### WHAT IS BEING ASKED
Output all the material that follows, exactly as given.

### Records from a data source

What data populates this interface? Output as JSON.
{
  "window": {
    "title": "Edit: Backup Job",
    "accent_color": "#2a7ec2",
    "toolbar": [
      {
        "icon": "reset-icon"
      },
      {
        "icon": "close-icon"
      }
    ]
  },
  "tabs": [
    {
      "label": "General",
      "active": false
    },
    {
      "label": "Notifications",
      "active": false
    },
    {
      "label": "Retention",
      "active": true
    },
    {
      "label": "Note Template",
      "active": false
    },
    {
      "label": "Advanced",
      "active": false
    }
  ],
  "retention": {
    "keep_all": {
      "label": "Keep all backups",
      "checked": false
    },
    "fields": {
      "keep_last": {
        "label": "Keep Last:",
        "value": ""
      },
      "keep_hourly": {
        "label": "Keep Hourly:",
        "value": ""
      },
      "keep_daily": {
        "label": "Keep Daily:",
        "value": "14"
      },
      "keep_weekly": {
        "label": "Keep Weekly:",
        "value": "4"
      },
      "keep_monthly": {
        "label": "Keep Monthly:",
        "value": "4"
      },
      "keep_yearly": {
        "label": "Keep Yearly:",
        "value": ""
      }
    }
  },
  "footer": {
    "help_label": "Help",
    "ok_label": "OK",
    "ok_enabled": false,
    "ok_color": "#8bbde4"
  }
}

### THE SOLUTION
What data populates this interface? Output as JSON.
{
  "window": {
    "title": "Edit: Backup Job",
    "accent_color": "#2a7ec2",
    "toolbar": [
      {
        "icon": "reset-icon"
      },
      {
        "icon": "close-icon"
      }
    ]
  },
  "tabs": [
    {
      "label": "General",
      "active": false
    },
    {
      "label": "Notifications",
      "active": false
    },
    {
      "label": "Retention",
      "active": true
    },
    {
      "label": "Note Template",
      "active": false
    },
    {
      "label": "Advanced",
      "active": false
    }
  ],
  "retention": {
    "keep_all": {
      "label": "Keep all backups",
      "checked": false
    },
    "fields": {
      "keep_last": {
        "label": "Keep Last:",
        "value": ""
      },
      "keep_hourly": {
        "label": "Keep Hourly:",
        "value": ""
      },
      "keep_daily": {
        "label": "Keep Daily:",
        "value": "14"
      },
      "keep_weekly": {
        "label": "Keep Weekly:",
        "value": "4"
      },
      "keep_monthly": {
        "label": "Keep Monthly:",
        "value": "4"
      },
      "keep_yearly": {
        "label": "Keep Yearly:",
        "value": ""
      }
    }
  },
  "footer": {
    "help_label": "Help",
    "ok_label": "OK",
    "ok_enabled": false,
    "ok_color": "#8bbde4"
  }
}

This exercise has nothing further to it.